**What is being asked:** Restate all the entries exactly as they appear, apart from the pictures.

**Data:**
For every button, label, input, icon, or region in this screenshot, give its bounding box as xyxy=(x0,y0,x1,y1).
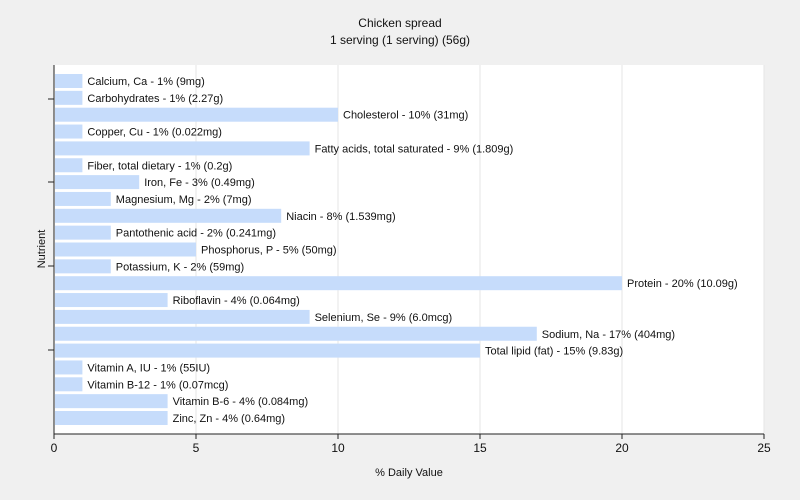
bar xyxy=(55,360,83,375)
bar-label: Niacin - 8% (1.539mg) xyxy=(286,211,395,223)
bar xyxy=(55,309,310,324)
bar xyxy=(55,259,111,274)
bar-label: Cholesterol - 10% (31mg) xyxy=(343,110,468,122)
x-tick-label: 20 xyxy=(615,441,629,455)
bar xyxy=(55,141,310,156)
bar xyxy=(55,377,83,392)
bar-label: Magnesium, Mg - 2% (7mg) xyxy=(116,194,252,206)
bar-label: Riboflavin - 4% (0.064mg) xyxy=(173,295,300,307)
bar xyxy=(55,276,622,291)
bar-label: Copper, Cu - 1% (0.022mg) xyxy=(87,127,222,139)
x-tick-label: 25 xyxy=(757,441,771,455)
x-tick-label: 0 xyxy=(51,441,58,455)
bar-label: Potassium, K - 2% (59mg) xyxy=(116,261,244,273)
bar-label: Calcium, Ca - 1% (9mg) xyxy=(87,76,204,88)
bar xyxy=(55,158,83,173)
y-axis-title: Nutrient xyxy=(36,230,48,269)
bar xyxy=(55,124,83,139)
bar-label: Zinc, Zn - 4% (0.64mg) xyxy=(173,413,285,425)
bar xyxy=(55,225,111,240)
axes xyxy=(48,65,764,435)
bar-label: Protein - 20% (10.09g) xyxy=(627,278,738,290)
bar xyxy=(55,293,168,308)
bar-label: Vitamin A, IU - 1% (55IU) xyxy=(87,362,210,374)
bar xyxy=(55,343,480,358)
bar xyxy=(55,394,168,409)
bars: Calcium, Ca - 1% (9mg) Carbohydrates - 1%… xyxy=(55,74,738,425)
chart-subtitle: 1 serving (1 serving) (56g) xyxy=(330,33,470,47)
x-tick-label: 5 xyxy=(193,441,200,455)
bar xyxy=(55,242,196,257)
grid xyxy=(195,65,765,434)
chart-title: Chicken spread xyxy=(358,16,441,30)
bar-label: Phosphorus, P - 5% (50mg) xyxy=(201,245,337,257)
bar xyxy=(55,191,111,206)
bar xyxy=(55,107,338,122)
bar-label: Vitamin B-6 - 4% (0.084mg) xyxy=(173,396,309,408)
x-tick-label: 15 xyxy=(473,441,487,455)
bar-label: Iron, Fe - 3% (0.49mg) xyxy=(144,177,255,189)
bar-label: Selenium, Se - 9% (6.0mcg) xyxy=(315,312,453,324)
bar-label: Sodium, Na - 17% (404mg) xyxy=(542,329,675,341)
bar xyxy=(55,90,83,105)
bar xyxy=(55,411,168,425)
x-ticks: 0 5 10 15 20 25 xyxy=(51,434,771,455)
bar xyxy=(55,326,537,341)
bar xyxy=(55,74,83,88)
x-tick-label: 10 xyxy=(331,441,345,455)
bar-label: Total lipid (fat) - 15% (9.83g) xyxy=(485,346,623,358)
bar-label: Vitamin B-12 - 1% (0.07mcg) xyxy=(87,379,228,391)
bar-label: Fatty acids, total saturated - 9% (1.809… xyxy=(315,143,514,155)
x-axis-title: % Daily Value xyxy=(375,467,443,479)
bar xyxy=(55,175,140,190)
bar-label: Carbohydrates - 1% (2.27g) xyxy=(87,93,223,105)
bar xyxy=(55,208,282,223)
bar-label: Fiber, total dietary - 1% (0.2g) xyxy=(87,160,232,172)
bar-label: Pantothenic acid - 2% (0.241mg) xyxy=(116,228,276,240)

**Result for this exercise:**
For every button, label, input, icon, or region in this screenshot, give its bounding box as xyxy=(x0,y0,x1,y1).
bar xyxy=(55,360,83,375)
bar-label: Niacin - 8% (1.539mg) xyxy=(286,211,395,223)
bar xyxy=(55,309,310,324)
bar xyxy=(55,259,111,274)
bar-label: Cholesterol - 10% (31mg) xyxy=(343,110,468,122)
x-tick-label: 20 xyxy=(615,441,629,455)
bar xyxy=(55,141,310,156)
bar xyxy=(55,377,83,392)
bar-label: Magnesium, Mg - 2% (7mg) xyxy=(116,194,252,206)
bar-label: Riboflavin - 4% (0.064mg) xyxy=(173,295,300,307)
bar xyxy=(55,276,622,291)
bar-label: Copper, Cu - 1% (0.022mg) xyxy=(87,127,222,139)
x-tick-label: 25 xyxy=(757,441,771,455)
x-tick-label: 0 xyxy=(51,441,58,455)
bar-label: Potassium, K - 2% (59mg) xyxy=(116,261,244,273)
bar-label: Calcium, Ca - 1% (9mg) xyxy=(87,76,204,88)
bar xyxy=(55,158,83,173)
y-axis-title: Nutrient xyxy=(36,230,48,269)
bar xyxy=(55,124,83,139)
bar-label: Zinc, Zn - 4% (0.64mg) xyxy=(173,413,285,425)
bar xyxy=(55,225,111,240)
axes xyxy=(48,65,764,435)
bar-label: Protein - 20% (10.09g) xyxy=(627,278,738,290)
bar xyxy=(55,293,168,308)
bar-label: Vitamin A, IU - 1% (55IU) xyxy=(87,362,210,374)
bar xyxy=(55,343,480,358)
bar xyxy=(55,394,168,409)
bars: Calcium, Ca - 1% (9mg) Carbohydrates - 1%… xyxy=(55,74,738,425)
chart-subtitle: 1 serving (1 serving) (56g) xyxy=(330,33,470,47)
x-tick-label: 5 xyxy=(193,441,200,455)
bar xyxy=(55,242,196,257)
grid xyxy=(195,65,765,434)
chart-title: Chicken spread xyxy=(358,16,441,30)
bar-label: Phosphorus, P - 5% (50mg) xyxy=(201,245,337,257)
bar xyxy=(55,191,111,206)
bar xyxy=(55,107,338,122)
bar-label: Vitamin B-6 - 4% (0.084mg) xyxy=(173,396,309,408)
x-tick-label: 15 xyxy=(473,441,487,455)
bar-label: Iron, Fe - 3% (0.49mg) xyxy=(144,177,255,189)
bar-label: Selenium, Se - 9% (6.0mcg) xyxy=(315,312,453,324)
bar-label: Sodium, Na - 17% (404mg) xyxy=(542,329,675,341)
bar xyxy=(55,90,83,105)
bar xyxy=(55,411,168,425)
x-ticks: 0 5 10 15 20 25 xyxy=(51,434,771,455)
bar xyxy=(55,326,537,341)
bar xyxy=(55,74,83,88)
x-tick-label: 10 xyxy=(331,441,345,455)
bar-label: Total lipid (fat) - 15% (9.83g) xyxy=(485,346,623,358)
bar-label: Vitamin B-12 - 1% (0.07mcg) xyxy=(87,379,228,391)
bar-label: Fatty acids, total saturated - 9% (1.809… xyxy=(315,143,514,155)
x-axis-title: % Daily Value xyxy=(375,467,443,479)
bar xyxy=(55,175,140,190)
bar-label: Carbohydrates - 1% (2.27g) xyxy=(87,93,223,105)
bar xyxy=(55,208,282,223)
bar-label: Fiber, total dietary - 1% (0.2g) xyxy=(87,160,232,172)
bar-label: Pantothenic acid - 2% (0.241mg) xyxy=(116,228,276,240)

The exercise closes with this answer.